## WORK REQUIRED
Search the material below for the word "Tangela". Copy every line that has it.

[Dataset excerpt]
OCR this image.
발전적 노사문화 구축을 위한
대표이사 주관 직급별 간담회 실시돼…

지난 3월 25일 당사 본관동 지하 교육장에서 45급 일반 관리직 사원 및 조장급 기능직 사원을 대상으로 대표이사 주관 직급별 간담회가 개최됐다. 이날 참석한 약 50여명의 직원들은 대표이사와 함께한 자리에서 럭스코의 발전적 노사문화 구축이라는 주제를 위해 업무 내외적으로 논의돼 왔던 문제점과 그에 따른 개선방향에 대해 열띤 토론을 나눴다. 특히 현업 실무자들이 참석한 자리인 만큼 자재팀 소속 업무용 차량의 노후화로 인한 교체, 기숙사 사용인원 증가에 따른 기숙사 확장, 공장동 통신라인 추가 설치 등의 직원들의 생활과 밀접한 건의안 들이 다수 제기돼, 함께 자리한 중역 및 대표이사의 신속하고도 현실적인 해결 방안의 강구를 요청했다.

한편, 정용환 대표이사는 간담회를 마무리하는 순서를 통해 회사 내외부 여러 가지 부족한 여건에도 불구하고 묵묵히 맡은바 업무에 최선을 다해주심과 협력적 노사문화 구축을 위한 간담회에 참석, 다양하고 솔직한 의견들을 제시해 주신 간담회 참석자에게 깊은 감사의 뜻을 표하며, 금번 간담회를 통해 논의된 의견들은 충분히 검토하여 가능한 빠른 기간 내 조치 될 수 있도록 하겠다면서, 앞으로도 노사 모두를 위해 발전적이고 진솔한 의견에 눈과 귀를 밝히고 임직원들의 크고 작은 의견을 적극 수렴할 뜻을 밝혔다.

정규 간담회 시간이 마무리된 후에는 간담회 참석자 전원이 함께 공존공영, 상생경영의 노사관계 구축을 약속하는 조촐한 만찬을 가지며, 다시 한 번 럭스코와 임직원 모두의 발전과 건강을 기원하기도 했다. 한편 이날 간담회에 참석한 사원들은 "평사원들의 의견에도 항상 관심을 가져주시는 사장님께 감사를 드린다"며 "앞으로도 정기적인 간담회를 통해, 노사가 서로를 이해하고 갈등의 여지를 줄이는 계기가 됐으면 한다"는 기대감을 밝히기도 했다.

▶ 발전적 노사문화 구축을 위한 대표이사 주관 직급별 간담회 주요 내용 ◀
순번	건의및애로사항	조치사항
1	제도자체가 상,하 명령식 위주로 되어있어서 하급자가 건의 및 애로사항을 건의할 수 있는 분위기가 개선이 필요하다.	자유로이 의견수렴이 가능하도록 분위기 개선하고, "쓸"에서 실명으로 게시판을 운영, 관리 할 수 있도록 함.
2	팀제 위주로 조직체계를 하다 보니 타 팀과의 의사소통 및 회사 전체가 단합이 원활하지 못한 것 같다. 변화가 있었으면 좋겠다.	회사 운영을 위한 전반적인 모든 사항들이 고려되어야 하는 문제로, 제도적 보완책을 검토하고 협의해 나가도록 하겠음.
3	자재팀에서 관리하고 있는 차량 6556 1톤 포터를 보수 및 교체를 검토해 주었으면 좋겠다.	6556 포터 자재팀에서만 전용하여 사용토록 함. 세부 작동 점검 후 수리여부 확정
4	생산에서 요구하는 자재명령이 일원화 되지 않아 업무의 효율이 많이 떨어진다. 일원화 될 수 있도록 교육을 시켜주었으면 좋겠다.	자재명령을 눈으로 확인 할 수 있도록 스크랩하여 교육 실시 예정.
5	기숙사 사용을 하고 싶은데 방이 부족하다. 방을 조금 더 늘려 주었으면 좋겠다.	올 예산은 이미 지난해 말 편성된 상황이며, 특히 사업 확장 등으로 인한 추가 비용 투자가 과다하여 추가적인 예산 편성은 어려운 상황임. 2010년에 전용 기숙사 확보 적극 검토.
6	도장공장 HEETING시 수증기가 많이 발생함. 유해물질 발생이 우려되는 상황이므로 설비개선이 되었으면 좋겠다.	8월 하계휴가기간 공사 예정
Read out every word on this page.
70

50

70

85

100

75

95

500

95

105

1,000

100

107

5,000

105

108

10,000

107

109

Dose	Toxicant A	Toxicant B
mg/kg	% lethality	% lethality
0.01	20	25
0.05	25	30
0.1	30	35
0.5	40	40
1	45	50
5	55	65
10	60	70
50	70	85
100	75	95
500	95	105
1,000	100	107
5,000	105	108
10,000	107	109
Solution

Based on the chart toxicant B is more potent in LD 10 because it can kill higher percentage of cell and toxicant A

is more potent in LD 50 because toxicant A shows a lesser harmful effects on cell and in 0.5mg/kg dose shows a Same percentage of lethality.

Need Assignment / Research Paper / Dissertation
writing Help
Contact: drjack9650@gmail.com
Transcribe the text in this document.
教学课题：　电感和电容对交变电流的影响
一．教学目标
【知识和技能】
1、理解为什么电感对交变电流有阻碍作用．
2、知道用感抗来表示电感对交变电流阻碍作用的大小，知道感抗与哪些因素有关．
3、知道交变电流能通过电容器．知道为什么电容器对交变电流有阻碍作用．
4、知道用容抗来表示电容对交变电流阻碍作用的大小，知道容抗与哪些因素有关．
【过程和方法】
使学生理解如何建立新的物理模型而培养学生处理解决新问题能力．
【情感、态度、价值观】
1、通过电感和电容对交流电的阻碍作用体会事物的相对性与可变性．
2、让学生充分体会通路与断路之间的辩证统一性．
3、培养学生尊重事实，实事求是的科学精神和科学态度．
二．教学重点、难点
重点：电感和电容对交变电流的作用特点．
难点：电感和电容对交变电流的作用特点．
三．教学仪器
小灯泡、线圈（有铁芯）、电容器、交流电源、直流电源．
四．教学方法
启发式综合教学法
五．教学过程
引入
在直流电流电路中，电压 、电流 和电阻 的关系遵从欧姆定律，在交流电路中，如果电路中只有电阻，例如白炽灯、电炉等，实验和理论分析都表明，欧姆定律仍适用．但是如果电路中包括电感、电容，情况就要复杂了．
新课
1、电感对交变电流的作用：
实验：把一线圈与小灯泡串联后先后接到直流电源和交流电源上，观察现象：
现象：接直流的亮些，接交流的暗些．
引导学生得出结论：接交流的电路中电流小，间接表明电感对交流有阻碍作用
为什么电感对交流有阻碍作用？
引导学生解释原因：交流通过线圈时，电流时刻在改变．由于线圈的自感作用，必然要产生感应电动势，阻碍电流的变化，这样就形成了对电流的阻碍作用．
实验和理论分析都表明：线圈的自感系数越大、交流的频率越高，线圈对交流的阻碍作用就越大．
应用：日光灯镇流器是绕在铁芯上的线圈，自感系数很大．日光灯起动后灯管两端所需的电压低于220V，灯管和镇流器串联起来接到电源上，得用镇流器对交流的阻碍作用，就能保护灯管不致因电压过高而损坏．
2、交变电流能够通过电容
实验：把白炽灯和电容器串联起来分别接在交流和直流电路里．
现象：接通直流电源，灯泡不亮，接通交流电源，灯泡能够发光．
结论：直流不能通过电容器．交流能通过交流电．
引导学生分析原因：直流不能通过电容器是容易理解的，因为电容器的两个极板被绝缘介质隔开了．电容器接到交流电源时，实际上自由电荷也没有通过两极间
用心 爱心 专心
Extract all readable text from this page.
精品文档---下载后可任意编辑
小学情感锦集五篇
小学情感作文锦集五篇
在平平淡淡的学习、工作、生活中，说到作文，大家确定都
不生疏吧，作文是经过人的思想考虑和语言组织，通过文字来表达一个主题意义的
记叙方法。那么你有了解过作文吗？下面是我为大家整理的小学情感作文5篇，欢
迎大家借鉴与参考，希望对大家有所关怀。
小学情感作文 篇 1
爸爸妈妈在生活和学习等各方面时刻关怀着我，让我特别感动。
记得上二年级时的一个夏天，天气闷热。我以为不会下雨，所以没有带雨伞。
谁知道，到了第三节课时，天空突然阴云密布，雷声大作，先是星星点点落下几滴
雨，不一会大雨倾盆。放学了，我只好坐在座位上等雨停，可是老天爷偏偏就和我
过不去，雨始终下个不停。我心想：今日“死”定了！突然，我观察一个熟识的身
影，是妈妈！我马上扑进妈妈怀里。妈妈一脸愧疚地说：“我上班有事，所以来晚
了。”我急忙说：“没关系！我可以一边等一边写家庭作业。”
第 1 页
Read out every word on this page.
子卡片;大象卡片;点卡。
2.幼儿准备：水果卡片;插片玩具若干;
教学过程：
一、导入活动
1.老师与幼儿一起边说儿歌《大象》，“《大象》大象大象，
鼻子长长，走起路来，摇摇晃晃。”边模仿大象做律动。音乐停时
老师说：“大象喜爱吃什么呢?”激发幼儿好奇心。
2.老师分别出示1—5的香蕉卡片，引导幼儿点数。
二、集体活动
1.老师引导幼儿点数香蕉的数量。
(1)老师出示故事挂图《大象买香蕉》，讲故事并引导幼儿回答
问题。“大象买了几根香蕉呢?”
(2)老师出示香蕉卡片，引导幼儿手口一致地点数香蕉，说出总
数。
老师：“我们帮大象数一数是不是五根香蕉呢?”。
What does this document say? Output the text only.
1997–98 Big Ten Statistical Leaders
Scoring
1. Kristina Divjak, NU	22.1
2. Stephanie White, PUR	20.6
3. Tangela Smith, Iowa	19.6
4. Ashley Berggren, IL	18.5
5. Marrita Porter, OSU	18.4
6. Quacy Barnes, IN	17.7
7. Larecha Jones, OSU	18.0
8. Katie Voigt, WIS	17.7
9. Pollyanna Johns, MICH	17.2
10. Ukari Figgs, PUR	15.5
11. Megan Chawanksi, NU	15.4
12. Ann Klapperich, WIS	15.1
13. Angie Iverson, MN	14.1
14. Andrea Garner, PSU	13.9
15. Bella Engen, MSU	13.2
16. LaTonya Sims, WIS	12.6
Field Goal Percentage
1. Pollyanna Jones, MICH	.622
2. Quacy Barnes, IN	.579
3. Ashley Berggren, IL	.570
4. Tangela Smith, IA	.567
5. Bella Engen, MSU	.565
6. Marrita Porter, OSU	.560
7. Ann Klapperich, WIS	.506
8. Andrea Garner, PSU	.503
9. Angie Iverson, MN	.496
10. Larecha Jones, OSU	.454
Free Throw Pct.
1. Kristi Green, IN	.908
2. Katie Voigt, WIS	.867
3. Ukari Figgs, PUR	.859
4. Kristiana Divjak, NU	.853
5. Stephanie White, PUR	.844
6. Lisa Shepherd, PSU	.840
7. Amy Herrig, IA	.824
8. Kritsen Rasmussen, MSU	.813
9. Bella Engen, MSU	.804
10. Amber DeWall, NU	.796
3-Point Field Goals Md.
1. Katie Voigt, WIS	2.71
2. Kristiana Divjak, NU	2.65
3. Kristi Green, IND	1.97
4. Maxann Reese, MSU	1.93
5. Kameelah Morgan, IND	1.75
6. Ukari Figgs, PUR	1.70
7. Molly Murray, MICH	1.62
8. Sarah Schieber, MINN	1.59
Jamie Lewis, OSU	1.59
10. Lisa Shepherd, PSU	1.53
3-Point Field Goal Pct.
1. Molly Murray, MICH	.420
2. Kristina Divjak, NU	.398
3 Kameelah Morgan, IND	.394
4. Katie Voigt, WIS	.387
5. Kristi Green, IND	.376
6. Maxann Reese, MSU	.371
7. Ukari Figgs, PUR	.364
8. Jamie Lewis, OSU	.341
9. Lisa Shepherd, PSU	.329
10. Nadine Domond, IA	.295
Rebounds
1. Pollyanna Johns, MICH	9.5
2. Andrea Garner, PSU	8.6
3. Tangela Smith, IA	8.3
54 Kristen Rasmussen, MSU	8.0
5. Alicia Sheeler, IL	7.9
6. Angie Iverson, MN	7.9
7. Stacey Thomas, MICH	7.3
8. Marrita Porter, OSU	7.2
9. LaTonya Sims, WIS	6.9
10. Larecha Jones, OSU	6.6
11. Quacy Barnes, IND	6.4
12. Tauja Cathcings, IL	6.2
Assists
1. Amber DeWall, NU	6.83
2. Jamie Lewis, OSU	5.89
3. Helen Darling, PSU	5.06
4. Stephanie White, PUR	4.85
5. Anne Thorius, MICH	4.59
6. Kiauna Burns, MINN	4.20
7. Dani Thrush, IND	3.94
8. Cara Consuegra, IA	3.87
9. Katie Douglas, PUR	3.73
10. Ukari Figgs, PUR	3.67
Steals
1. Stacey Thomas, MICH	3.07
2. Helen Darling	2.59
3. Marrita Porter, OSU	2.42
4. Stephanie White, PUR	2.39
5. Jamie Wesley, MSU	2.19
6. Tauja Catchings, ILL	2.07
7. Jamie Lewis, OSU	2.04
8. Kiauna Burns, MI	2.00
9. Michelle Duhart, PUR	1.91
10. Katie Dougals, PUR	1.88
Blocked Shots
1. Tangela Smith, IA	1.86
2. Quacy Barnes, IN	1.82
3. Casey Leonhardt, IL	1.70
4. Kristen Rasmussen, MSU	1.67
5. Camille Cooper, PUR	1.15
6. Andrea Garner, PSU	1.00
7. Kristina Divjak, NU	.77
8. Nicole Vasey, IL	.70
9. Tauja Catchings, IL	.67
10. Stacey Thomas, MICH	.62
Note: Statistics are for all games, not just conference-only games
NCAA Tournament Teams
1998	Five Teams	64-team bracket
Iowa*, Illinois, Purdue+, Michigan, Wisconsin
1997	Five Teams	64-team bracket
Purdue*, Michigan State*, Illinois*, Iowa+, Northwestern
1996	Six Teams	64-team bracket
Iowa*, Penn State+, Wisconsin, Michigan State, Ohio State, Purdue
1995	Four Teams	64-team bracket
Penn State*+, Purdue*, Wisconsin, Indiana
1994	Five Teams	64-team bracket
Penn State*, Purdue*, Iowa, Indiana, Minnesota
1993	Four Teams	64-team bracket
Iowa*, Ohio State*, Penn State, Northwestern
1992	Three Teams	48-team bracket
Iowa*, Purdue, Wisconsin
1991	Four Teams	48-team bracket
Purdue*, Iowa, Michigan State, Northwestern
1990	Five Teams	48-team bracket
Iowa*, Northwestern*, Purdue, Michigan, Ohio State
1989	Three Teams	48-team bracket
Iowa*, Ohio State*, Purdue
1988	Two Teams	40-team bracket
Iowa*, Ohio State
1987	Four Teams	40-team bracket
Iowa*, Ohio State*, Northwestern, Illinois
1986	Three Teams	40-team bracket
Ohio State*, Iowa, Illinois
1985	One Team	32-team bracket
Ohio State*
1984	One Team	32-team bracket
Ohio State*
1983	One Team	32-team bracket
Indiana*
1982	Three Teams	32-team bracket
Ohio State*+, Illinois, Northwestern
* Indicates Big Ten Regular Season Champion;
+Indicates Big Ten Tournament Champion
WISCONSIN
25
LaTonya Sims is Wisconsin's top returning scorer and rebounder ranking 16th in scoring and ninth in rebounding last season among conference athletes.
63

## RESPONSE TO THIS EXERCISE
3. Tangela Smith, Iowa	19.6
4. Tangela Smith, IA	.567
3. Tangela Smith, IA	8.3
1. Tangela Smith, IA	1.86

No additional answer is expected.